──────── Data shown

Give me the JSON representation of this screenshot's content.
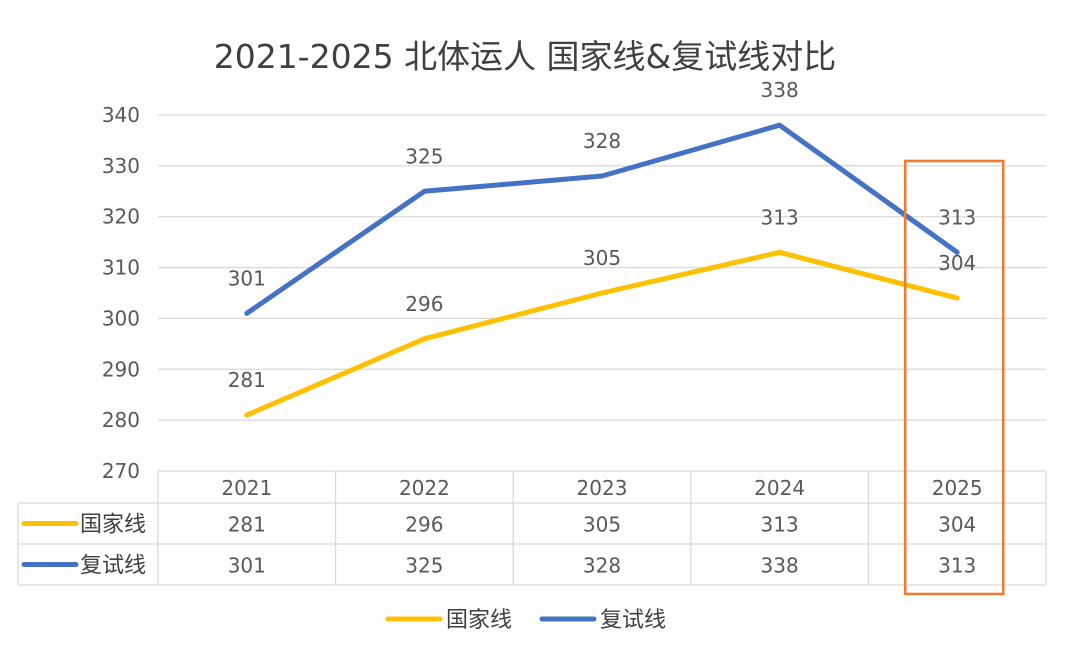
{
  "chart_data": {
    "type": "line",
    "title": "2021-2025 北体运人 国家线&复试线对比",
    "categories": [
      "2021",
      "2022",
      "2023",
      "2024",
      "2025"
    ],
    "ylim": [
      270,
      340
    ],
    "yticks": [
      270,
      280,
      290,
      300,
      310,
      320,
      330,
      340
    ],
    "grid": true,
    "legend_position": "bottom",
    "series": [
      {
        "name": "国家线",
        "color": "#FFC000",
        "values": [
          281,
          296,
          305,
          313,
          304
        ]
      },
      {
        "name": "复试线",
        "color": "#4472C4",
        "values": [
          301,
          325,
          328,
          338,
          313
        ]
      }
    ],
    "data_table": true,
    "highlight": {
      "category": "2025",
      "color": "#ED7D31"
    }
  }
}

────────────────

Problem:
Leave the pictures out and write out every entry exactly as given.

Task solution:
Give me the JSON representation of this screenshot's content.
{
  "chart_data": {
    "type": "line",
    "title": "2021-2025 北体运人 国家线&复试线对比",
    "categories": [
      "2021",
      "2022",
      "2023",
      "2024",
      "2025"
    ],
    "ylim": [
      270,
      340
    ],
    "yticks": [
      270,
      280,
      290,
      300,
      310,
      320,
      330,
      340
    ],
    "grid": true,
    "legend_position": "bottom",
    "series": [
      {
        "name": "国家线",
        "color": "#FFC000",
        "values": [
          281,
          296,
          305,
          313,
          304
        ]
      },
      {
        "name": "复试线",
        "color": "#4472C4",
        "values": [
          301,
          325,
          328,
          338,
          313
        ]
      }
    ],
    "data_table": true,
    "highlight": {
      "category": "2025",
      "color": "#ED7D31"
    }
  }
}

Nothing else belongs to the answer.